WRITTEN TASK:
Copy out all lines that carry the word "this".

DATA EXCERPTS:
%%

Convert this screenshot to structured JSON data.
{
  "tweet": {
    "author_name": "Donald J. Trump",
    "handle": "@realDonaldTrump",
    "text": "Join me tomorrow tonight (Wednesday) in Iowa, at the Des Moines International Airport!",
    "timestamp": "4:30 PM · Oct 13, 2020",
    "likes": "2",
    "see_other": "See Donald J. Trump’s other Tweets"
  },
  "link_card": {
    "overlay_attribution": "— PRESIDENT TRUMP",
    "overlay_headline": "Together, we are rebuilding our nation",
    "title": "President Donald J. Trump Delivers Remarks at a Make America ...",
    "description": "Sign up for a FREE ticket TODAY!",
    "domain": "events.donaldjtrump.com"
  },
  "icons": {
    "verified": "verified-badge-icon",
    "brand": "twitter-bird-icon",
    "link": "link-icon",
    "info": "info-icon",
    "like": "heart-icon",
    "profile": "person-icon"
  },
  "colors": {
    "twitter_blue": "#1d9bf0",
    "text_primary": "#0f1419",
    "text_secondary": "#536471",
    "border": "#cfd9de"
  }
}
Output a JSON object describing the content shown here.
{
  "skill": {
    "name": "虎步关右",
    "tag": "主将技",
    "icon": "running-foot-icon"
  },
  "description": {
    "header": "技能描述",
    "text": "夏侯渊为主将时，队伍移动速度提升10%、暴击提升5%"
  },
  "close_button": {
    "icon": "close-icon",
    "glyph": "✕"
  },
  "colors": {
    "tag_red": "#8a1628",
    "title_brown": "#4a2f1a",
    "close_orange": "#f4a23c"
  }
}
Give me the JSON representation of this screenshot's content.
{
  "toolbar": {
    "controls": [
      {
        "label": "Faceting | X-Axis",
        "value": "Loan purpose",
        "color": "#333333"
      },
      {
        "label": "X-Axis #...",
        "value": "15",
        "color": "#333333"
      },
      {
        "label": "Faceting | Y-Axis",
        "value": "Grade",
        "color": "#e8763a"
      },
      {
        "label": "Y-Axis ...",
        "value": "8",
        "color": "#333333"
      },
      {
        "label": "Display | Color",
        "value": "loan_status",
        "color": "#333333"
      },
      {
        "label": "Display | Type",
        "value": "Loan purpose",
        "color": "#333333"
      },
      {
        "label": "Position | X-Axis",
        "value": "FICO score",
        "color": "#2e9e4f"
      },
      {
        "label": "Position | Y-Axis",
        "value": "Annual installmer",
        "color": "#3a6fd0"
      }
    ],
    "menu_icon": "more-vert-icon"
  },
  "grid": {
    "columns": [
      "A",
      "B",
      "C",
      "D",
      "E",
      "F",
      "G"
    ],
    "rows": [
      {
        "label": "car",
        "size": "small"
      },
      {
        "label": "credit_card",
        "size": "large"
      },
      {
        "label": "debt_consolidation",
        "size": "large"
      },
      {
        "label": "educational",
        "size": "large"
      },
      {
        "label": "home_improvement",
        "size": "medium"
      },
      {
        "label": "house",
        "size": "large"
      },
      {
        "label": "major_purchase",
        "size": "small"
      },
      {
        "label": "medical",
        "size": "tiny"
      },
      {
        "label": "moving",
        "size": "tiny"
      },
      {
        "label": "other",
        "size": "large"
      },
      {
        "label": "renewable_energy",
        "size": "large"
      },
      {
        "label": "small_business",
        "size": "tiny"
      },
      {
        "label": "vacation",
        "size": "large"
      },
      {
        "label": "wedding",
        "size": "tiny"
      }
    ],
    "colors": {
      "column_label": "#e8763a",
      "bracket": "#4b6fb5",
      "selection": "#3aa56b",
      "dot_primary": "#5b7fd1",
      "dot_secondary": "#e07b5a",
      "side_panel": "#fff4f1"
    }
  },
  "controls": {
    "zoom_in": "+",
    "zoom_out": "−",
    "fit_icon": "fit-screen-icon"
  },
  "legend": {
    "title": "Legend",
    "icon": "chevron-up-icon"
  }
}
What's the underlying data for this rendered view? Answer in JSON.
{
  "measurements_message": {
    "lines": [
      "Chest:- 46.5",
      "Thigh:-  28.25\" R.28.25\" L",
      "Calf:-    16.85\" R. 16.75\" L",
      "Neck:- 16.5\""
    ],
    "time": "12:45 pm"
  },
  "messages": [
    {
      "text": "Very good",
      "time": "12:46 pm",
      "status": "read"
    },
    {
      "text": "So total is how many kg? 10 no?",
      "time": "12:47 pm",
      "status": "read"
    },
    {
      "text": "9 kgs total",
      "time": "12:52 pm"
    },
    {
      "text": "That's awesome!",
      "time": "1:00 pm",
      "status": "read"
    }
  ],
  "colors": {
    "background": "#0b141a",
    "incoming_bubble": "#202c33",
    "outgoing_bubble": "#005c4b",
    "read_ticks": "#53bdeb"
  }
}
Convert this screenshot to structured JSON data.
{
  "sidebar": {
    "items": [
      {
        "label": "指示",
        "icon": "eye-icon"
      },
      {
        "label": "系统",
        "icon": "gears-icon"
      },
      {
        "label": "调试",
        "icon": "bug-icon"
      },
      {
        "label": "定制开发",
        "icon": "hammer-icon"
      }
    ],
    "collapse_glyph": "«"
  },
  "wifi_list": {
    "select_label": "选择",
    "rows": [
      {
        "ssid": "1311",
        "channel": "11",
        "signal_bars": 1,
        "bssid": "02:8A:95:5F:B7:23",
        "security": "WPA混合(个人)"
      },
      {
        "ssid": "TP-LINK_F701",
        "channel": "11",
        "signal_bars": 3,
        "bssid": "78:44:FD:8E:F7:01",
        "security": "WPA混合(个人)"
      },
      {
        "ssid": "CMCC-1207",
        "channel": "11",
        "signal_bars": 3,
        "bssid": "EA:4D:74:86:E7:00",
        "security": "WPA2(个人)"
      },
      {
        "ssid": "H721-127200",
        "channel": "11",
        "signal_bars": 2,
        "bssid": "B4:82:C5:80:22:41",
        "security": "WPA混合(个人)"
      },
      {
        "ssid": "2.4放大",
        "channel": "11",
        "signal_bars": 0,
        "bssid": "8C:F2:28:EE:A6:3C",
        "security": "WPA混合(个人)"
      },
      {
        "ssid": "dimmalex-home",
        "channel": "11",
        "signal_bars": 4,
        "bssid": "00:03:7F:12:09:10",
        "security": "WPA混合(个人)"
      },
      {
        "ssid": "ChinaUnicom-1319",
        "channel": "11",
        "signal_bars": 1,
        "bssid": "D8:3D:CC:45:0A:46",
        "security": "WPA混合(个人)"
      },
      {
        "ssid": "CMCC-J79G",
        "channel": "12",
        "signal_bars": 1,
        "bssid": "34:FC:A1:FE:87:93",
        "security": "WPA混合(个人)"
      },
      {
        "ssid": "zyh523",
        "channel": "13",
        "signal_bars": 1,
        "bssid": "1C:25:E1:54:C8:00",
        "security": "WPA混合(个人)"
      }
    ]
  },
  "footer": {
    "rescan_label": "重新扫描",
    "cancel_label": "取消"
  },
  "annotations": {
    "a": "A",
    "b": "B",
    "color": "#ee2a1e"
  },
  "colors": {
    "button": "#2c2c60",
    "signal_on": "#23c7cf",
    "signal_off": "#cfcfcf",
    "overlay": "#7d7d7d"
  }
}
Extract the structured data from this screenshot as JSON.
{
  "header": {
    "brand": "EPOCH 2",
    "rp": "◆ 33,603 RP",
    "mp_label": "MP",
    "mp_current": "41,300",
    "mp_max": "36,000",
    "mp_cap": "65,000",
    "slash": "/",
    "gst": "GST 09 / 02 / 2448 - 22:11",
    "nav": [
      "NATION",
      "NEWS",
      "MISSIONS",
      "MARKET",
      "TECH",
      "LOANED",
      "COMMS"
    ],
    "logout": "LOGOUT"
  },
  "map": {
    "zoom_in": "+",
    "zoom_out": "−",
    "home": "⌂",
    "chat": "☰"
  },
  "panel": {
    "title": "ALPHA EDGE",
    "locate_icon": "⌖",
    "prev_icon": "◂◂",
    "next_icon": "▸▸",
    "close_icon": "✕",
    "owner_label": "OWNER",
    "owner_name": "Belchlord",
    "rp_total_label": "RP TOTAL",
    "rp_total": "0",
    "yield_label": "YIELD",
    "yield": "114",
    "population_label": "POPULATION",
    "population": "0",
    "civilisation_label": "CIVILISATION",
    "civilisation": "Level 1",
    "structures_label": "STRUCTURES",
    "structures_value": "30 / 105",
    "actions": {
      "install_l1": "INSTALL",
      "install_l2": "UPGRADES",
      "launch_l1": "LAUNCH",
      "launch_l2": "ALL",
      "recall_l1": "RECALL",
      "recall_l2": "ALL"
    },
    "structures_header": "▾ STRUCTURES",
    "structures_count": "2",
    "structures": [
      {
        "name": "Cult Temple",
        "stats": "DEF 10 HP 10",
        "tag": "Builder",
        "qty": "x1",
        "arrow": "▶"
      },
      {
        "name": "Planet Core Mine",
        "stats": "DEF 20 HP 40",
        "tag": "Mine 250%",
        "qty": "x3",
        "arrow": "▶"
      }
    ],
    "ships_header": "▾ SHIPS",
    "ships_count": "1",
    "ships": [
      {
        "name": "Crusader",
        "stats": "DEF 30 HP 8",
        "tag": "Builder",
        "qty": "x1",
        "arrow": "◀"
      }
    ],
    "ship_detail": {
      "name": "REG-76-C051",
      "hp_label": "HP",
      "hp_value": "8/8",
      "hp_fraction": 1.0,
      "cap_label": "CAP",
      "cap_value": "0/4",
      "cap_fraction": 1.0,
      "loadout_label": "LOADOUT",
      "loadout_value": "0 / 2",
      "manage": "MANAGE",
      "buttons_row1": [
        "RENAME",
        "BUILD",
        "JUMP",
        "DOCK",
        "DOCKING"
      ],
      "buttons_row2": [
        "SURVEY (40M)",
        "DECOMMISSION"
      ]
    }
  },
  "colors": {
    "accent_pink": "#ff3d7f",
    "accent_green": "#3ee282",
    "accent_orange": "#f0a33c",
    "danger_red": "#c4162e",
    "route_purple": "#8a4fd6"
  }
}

%%

OUTPUT OF THE TASK:
Convert this screenshot to structured JSON data.
Give me the JSON representation of this screenshot's content.
What's the underlying data for this rendered view? Answer in JSON.
Convert this screenshot to structured JSON data.
Extract the structured data from this screenshot as JSON.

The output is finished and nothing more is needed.